(begin)
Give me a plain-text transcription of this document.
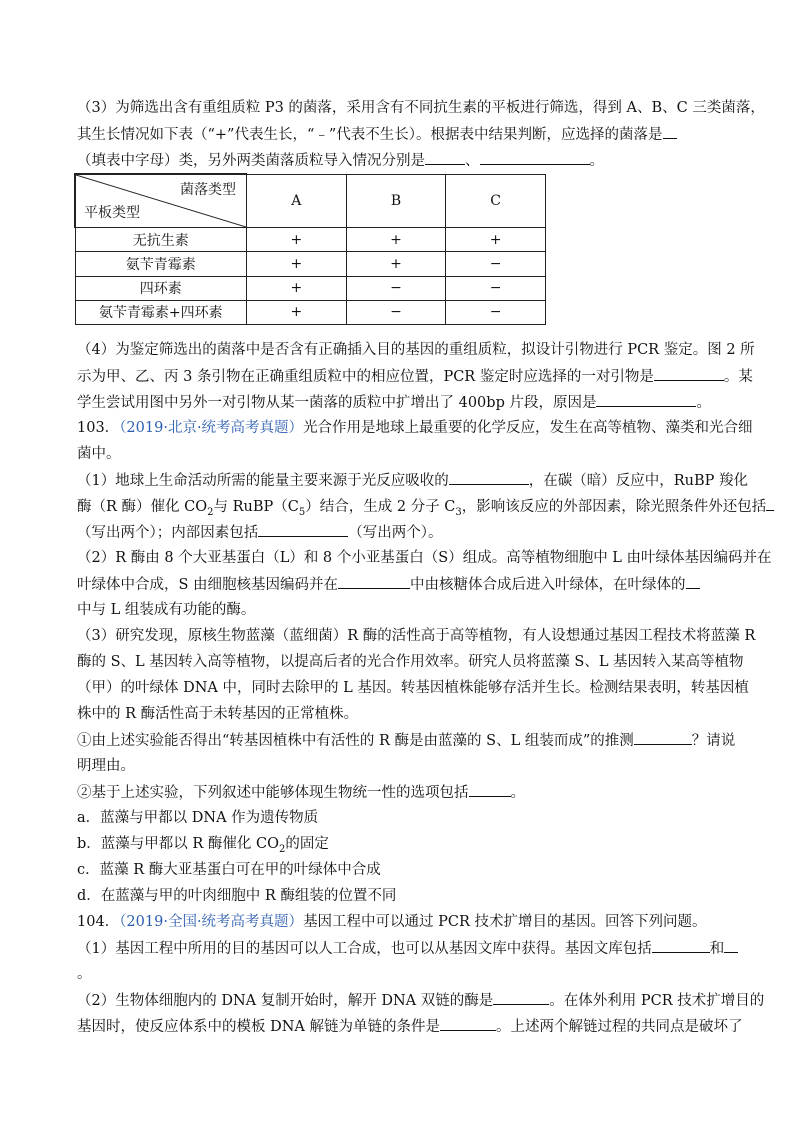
（3）为筛选出含有重组质粒 P3 的菌落，采用含有不同抗生素的平板进行筛选，得到 A、B、C 三类菌落，
其生长情况如下表（“+”代表生长，“﹣”代表不生长）。根据表中结果判断，应选择的菌落是
（填表中字母）类，另外两类菌落质粒导入情况分别是	、	。
菌落类型
平板类型	A	B	C
无抗生素	+	+	+
氨苄青霉素	+	+	−
四环素	+	−	−
氨苄青霉素+四环素	+	−	−
（4）为鉴定筛选出的菌落中是否含有正确插入目的基因的重组质粒，拟设计引物进行 PCR 鉴定。图 2 所
示为甲、乙、丙 3 条引物在正确重组质粒中的相应位置，PCR 鉴定时应选择的一对引物是	。某
学生尝试用图中另外一对引物从某一菌落的质粒中扩增出了 400bp 片段，原因是	。
103．（2019·北京·统考高考真题）光合作用是地球上最重要的化学反应，发生在高等植物、藻类和光合细
菌中。
（1）地球上生命活动所需的能量主要来源于光反应吸收的	，在碳（暗）反应中，RuBP 羧化
酶（R 酶）催化 $CO_2$与 $RuBP(C_5)$结合，生成 2 分子 $C_3$，影响该反应的外部因素，除光照条件外还包括
（写出两个）；内部因素包括	（写出两个）。
（2）R 酶由 8 个大亚基蛋白（L）和 8 个小亚基蛋白（S）组成。高等植物细胞中 L 由叶绿体基因编码并在
叶绿体中合成，S 由细胞核基因编码并在	中由核糖体合成后进入叶绿体，在叶绿体的
中与 L 组装成有功能的酶。
（3）研究发现，原核生物蓝藻（蓝细菌）R 酶的活性高于高等植物，有人设想通过基因工程技术将蓝藻 R
酶的 S、L 基因转入高等植物，以提高后者的光合作用效率。研究人员将蓝藻 S、L 基因转入某高等植物
（甲）的叶绿体 DNA 中，同时去除甲的 L 基因。转基因植株能够存活并生长。检测结果表明，转基因植
株中的 R 酶活性高于未转基因的正常植株。
①由上述实验能否得出“转基因植株中有活性的 R 酶是由蓝藻的 S、L 组装而成”的推测	？请说
明理由。
②基于上述实验，下列叙述中能够体现生物统一性的选项包括	。
a．蓝藻与甲都以 DNA 作为遗传物质
b．蓝藻与甲都以 R 酶催化 $CO_2$的固定
c．蓝藻 R 酶大亚基蛋白可在甲的叶绿体中合成
d．在蓝藻与甲的叶肉细胞中 R 酶组装的位置不同
104．（2019·全国·统考高考真题）基因工程中可以通过 PCR 技术扩增目的基因。回答下列问题。
（1）基因工程中所用的目的基因可以人工合成，也可以从基因文库中获得。基因文库包括	和
。
（2）生物体细胞内的 DNA 复制开始时，解开 DNA 双链的酶是	。在体外利用 PCR 技术扩增目的
基因时，使反应体系中的模板 DNA 解链为单链的条件是	。上述两个解链过程的共同点是破坏了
(end)
Short problem: Read the entries and show each line that mentions "统考高考真题".

Expected output:
103．（2019·北京·统考高考真题）光合作用是地球上最重要的化学反应，发生在高等植物、藻类和光合细
104．（2019·全国·统考高考真题）基因工程中可以通过 PCR 技术扩增目的基因。回答下列问题。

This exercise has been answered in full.